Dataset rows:
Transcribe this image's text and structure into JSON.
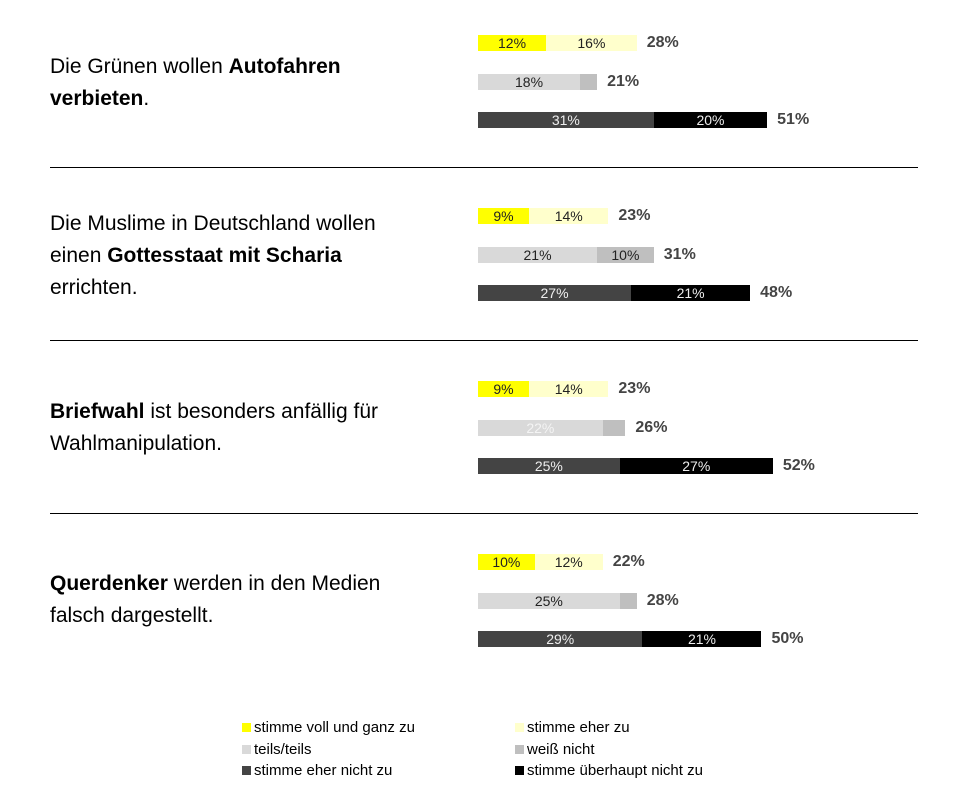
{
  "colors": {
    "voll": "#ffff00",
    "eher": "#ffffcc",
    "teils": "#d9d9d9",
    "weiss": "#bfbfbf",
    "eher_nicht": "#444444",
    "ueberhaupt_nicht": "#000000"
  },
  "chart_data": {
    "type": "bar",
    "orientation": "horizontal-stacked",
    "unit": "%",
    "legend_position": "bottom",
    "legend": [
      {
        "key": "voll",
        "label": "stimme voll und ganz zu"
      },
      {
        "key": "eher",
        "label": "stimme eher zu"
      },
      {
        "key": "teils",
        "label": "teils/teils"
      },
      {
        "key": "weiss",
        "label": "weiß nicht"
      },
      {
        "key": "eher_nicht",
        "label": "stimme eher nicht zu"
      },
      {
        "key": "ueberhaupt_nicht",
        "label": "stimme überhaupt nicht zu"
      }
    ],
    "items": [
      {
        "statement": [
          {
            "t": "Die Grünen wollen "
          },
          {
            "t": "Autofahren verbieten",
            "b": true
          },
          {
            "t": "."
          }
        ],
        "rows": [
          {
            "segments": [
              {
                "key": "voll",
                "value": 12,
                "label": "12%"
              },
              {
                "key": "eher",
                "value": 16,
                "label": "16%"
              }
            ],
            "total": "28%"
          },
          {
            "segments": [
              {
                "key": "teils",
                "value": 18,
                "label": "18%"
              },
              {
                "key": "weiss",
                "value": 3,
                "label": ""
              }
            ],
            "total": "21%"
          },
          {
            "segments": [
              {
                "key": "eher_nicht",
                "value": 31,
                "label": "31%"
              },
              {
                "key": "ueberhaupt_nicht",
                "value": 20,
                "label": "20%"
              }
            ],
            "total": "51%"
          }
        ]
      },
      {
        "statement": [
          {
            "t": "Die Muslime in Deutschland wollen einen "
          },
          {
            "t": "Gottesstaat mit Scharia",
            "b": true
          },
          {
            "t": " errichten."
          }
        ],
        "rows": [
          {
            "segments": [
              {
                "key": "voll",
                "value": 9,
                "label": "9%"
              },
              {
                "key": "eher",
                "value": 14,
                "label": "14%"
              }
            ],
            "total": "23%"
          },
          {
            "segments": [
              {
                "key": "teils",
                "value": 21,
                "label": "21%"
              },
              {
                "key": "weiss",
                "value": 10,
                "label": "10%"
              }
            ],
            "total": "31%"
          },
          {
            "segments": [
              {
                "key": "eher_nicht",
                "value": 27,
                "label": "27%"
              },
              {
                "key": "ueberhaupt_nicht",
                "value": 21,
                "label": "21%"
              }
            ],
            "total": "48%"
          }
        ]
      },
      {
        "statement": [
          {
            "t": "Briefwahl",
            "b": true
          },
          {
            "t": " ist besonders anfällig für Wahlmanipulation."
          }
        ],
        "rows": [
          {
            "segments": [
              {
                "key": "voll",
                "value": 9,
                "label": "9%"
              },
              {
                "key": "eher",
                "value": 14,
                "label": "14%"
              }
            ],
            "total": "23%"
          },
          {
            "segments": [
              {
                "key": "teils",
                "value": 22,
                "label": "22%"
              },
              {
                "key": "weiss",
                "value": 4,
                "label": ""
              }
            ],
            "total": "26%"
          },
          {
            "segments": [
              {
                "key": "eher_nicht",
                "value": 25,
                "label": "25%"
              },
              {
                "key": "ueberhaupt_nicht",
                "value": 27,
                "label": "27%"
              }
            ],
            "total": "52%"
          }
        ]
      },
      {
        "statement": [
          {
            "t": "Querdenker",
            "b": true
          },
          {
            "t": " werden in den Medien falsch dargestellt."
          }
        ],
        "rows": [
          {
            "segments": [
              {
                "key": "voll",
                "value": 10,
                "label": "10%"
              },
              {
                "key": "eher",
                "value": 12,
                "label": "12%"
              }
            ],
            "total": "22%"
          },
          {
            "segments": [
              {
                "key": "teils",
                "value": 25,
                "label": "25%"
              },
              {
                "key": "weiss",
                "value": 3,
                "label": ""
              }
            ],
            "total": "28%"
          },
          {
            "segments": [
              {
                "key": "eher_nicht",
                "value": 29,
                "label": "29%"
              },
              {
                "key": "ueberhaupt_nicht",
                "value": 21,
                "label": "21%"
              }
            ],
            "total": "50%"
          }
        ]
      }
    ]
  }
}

STATED TASK:
Tally the lines of the data that hold the string "stimme". Answer with the number and nothing more.

OUTPUT FOR THIS EXERCISE:
4